**Using the information**
[A] In the text on SEGA treatment, how many cases did Laviv et al. report?
[B] Translate this sentence from the text on SEGA treatment into Spanish: "Surgical treatment remains a mainstay of the management of SEGAs."
[C] Quote the part of the text on SEGA treatment that starts at "Laviv et al.reported" and ends at "in their management 2).".

Surgical treatment remains a mainstay of the management of SEGAs. The indication for an open craniotomic approach should be balanced with an endoscopic tumor removal or LITT according to patient conditions, the presence or not of active hydrocephalus, and extension of the attachment of the tumor to the basal ganglia. The mTOR inhibitors do have a definite role both as primary and as adjuvant treatment, but consistent limitations are represented up to now by a not negligible rate of complications and the uncertainties related to the possibility of tumor recurrence once the medical treatment is discontinued 1).


Laviv et al.reported two cases of recurrent shunt malfunctions in adult TSC patients with protein-secreting SGCTs and describe the complexity of treating such patients with an emphasis on the role mTOR inhibitors may have in their management 2).

**Given information**
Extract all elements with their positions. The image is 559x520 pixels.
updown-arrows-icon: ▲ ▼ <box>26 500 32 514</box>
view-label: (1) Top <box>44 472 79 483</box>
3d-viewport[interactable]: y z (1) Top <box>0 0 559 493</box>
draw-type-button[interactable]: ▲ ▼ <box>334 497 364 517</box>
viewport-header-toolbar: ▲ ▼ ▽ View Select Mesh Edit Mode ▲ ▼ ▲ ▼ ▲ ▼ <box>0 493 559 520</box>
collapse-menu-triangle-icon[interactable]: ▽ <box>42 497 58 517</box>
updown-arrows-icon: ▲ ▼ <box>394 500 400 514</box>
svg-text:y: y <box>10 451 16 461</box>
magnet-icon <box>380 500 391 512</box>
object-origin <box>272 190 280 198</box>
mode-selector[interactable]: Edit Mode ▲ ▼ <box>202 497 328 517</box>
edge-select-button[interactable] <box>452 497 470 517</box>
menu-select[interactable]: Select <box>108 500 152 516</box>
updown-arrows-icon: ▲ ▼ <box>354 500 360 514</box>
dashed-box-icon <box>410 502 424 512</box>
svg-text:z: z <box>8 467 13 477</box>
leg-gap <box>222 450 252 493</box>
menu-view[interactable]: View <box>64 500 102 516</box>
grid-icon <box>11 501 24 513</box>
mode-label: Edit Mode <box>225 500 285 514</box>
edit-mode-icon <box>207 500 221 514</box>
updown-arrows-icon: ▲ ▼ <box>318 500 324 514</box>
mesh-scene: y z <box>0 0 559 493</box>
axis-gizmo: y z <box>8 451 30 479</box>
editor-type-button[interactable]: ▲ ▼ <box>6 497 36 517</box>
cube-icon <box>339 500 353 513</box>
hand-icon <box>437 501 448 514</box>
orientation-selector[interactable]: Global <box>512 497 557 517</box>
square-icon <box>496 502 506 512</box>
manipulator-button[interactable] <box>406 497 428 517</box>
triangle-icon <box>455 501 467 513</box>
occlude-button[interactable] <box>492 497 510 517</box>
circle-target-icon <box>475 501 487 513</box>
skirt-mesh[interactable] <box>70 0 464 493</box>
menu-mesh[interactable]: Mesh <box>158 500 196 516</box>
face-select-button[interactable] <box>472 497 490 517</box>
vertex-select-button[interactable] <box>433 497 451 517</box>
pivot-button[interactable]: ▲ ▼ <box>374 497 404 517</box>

**Solution list**
[A] Two cases.

[B] El tratamiento quirúrgico sigue siendo un pilar del manejo de los SEGA.

[C]
Laviv et al.reported two cases of recurrent shunt malfunctions in adult TSC patients with protein-secreting SGCTs and describe the complexity of treating such patients with an emphasis on the role mTOR inhibitors may have in their management 2).